Work to do — Look through the data below and return each line where "screenshot" appears.

(Rows from a figure dataset)

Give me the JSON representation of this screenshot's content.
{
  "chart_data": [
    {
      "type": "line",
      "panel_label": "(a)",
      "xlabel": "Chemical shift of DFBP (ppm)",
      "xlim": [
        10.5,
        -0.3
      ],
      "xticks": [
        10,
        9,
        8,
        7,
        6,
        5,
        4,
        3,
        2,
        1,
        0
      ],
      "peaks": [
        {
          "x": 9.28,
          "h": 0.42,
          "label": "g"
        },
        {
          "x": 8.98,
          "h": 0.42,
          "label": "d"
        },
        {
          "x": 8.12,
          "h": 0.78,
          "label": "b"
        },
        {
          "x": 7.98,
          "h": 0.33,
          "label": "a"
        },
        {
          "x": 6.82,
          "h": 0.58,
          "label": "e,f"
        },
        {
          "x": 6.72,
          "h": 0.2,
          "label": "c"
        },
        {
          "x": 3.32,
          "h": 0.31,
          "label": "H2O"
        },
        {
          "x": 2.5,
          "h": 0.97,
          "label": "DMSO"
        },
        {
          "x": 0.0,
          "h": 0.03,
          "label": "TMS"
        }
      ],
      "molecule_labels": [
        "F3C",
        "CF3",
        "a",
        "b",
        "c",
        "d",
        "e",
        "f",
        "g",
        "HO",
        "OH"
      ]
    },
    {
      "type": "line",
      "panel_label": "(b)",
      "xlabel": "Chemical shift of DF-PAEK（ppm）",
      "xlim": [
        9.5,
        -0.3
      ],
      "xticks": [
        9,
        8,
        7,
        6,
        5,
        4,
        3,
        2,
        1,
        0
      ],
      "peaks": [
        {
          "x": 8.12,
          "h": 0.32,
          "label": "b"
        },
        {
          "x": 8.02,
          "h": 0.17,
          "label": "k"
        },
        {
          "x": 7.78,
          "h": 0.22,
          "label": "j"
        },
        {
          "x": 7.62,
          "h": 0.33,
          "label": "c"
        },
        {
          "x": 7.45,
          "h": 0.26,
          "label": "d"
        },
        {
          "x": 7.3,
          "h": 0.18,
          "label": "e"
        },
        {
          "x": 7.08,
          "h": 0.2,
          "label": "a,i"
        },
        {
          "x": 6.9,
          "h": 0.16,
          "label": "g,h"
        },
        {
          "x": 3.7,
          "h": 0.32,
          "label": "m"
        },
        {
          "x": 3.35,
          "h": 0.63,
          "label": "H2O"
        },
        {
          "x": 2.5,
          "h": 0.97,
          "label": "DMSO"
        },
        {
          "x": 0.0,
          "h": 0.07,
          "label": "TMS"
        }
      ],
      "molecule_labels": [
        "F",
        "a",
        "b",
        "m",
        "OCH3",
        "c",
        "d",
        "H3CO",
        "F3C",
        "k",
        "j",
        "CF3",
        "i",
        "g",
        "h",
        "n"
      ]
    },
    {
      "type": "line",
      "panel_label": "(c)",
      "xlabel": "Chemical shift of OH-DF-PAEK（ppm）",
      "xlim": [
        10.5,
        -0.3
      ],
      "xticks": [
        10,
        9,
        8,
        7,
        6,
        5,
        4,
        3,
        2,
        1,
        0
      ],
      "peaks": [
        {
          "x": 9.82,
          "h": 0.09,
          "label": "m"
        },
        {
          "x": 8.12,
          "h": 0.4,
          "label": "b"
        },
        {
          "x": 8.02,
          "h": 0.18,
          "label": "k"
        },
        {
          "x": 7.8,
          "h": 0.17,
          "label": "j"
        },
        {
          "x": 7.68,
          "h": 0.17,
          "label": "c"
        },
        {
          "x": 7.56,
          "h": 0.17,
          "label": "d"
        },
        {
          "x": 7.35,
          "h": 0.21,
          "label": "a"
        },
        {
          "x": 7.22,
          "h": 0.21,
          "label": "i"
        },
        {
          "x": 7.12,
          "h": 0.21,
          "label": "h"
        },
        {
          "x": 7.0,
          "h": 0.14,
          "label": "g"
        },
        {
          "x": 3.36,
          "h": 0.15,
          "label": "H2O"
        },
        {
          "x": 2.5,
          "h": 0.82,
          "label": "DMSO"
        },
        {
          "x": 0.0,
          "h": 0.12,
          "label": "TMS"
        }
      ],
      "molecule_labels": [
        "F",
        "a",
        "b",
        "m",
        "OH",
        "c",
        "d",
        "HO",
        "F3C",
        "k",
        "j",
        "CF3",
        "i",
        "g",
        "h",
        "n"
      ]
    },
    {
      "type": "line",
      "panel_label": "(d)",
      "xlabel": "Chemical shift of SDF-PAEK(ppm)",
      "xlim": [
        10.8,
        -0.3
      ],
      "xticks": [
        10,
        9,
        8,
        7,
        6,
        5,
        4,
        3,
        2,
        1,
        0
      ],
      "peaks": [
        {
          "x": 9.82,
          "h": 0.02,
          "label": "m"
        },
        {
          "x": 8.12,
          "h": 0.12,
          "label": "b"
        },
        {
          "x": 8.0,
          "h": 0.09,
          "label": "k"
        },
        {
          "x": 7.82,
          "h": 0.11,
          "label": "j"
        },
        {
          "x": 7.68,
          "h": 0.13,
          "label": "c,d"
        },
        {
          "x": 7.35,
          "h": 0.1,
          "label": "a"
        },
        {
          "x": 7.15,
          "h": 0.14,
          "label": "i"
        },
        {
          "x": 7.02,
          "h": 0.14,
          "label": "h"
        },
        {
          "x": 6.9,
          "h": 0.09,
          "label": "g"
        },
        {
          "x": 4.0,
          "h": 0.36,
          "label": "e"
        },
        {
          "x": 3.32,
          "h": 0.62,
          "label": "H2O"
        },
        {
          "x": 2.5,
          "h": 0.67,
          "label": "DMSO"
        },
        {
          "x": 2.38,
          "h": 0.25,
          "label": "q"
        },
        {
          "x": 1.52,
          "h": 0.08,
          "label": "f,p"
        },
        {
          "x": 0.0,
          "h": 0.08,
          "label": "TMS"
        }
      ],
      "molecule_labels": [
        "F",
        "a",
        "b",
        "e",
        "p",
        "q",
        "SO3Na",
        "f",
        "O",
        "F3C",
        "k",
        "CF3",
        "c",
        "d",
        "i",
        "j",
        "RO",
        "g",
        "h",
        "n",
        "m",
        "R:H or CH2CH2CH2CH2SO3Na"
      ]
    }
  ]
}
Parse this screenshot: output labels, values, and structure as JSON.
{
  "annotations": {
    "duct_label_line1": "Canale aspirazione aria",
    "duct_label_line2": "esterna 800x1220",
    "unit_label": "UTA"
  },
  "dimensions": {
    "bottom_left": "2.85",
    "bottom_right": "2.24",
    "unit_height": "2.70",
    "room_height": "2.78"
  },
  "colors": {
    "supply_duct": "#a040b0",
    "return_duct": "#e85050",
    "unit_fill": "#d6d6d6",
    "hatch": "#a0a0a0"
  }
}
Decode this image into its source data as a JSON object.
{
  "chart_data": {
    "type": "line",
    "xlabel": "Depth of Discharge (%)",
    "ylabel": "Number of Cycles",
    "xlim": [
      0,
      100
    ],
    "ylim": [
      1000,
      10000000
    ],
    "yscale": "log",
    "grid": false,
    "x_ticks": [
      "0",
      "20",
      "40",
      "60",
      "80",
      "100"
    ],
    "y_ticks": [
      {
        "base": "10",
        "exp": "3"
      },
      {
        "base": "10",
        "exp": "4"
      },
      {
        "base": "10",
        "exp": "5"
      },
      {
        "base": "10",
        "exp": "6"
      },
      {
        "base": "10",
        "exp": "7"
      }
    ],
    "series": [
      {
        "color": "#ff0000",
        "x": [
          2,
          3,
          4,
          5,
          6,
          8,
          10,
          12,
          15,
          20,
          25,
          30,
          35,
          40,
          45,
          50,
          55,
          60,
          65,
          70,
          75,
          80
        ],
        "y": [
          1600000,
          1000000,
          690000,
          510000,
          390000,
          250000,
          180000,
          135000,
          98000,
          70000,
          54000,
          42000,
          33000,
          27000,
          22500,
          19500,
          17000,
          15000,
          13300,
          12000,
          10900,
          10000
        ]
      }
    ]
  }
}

Problem solution —
Give me the JSON representation of this screenshot's content.
Parse this screenshot: output labels, values, and structure as JSON.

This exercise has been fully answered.